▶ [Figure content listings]
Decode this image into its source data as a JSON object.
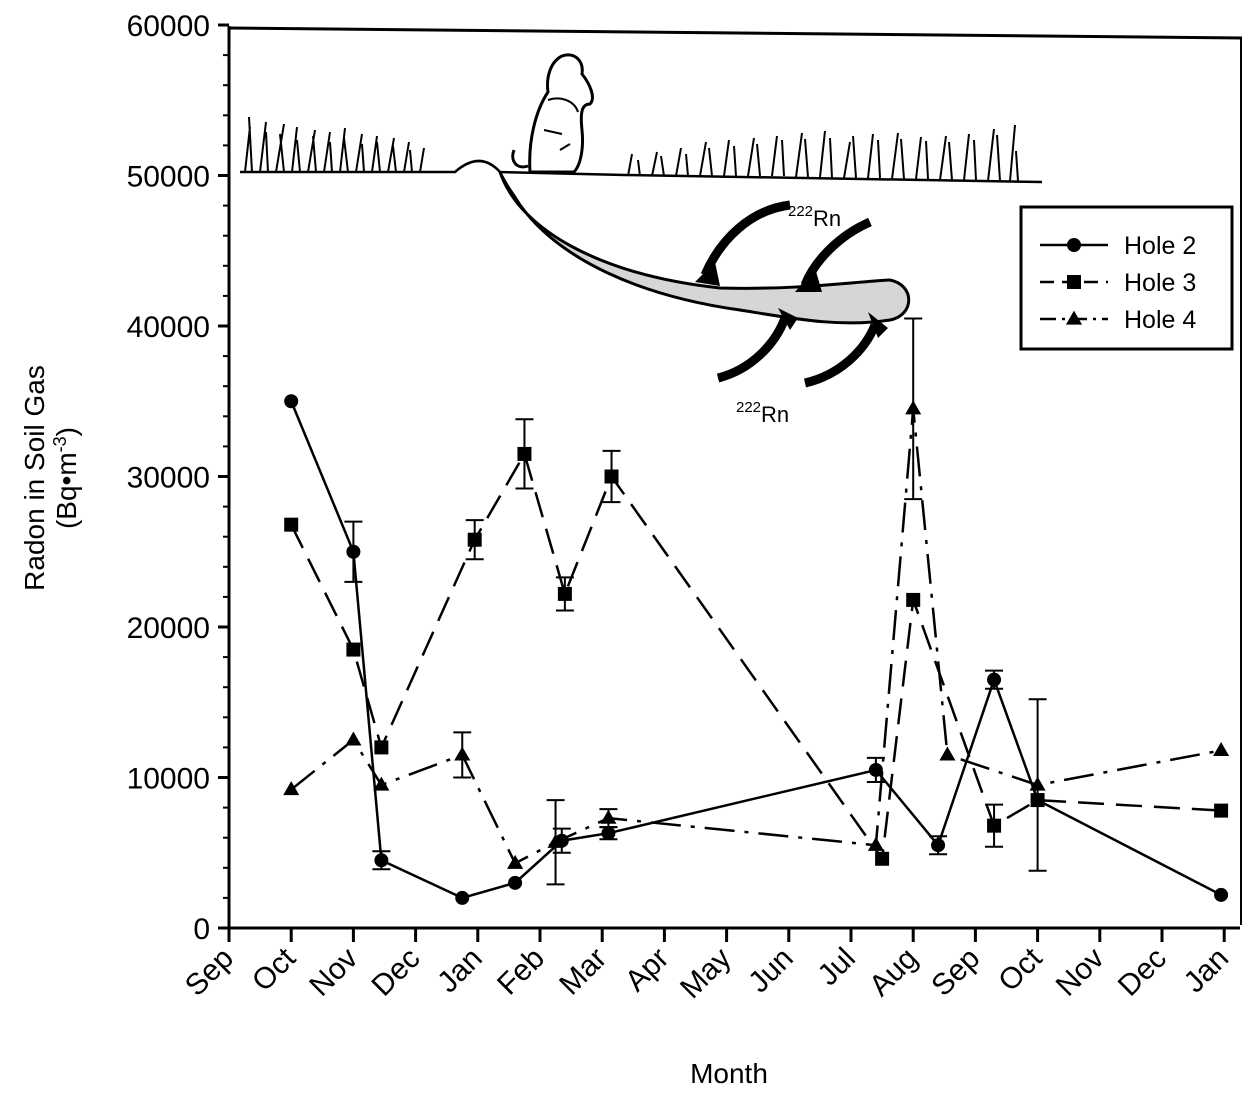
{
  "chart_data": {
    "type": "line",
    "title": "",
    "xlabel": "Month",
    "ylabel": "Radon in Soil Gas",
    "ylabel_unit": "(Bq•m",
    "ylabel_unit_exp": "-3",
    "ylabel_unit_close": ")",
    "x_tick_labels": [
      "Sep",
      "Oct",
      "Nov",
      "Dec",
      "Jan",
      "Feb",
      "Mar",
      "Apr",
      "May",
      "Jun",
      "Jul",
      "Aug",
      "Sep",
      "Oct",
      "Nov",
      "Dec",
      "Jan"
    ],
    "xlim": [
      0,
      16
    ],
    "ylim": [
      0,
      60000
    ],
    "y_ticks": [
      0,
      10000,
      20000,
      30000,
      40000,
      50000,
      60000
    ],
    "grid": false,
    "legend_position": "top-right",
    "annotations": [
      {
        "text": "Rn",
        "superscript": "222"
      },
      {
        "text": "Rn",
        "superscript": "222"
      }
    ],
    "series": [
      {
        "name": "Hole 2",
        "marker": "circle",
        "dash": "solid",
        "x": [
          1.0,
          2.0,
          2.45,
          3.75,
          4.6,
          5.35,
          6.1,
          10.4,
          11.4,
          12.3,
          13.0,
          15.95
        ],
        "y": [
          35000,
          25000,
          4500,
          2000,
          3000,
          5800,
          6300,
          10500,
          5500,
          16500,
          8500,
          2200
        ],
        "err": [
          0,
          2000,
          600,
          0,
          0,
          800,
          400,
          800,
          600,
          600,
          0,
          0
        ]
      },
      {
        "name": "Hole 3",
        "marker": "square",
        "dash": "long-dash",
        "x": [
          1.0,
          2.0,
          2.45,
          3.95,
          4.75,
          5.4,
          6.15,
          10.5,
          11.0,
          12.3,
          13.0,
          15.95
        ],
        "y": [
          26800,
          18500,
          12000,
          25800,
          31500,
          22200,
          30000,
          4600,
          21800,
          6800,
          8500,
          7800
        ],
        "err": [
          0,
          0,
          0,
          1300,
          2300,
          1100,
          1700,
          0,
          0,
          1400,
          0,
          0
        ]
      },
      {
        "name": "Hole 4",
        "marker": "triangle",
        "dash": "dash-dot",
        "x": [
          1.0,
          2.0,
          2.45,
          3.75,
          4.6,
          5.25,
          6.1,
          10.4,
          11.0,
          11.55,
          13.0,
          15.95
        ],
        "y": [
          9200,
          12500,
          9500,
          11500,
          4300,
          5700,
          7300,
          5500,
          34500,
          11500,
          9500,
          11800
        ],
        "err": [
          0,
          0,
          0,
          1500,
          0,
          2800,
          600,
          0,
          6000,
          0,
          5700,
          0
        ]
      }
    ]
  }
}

▶ [WRITTEN PROBLEM] Gather every line from the listing above in which "marker" appears, and copy those lines.

▶ [COMPLETE ANSWER]
        "marker": "circle",
        "marker": "square",
        "marker": "triangle",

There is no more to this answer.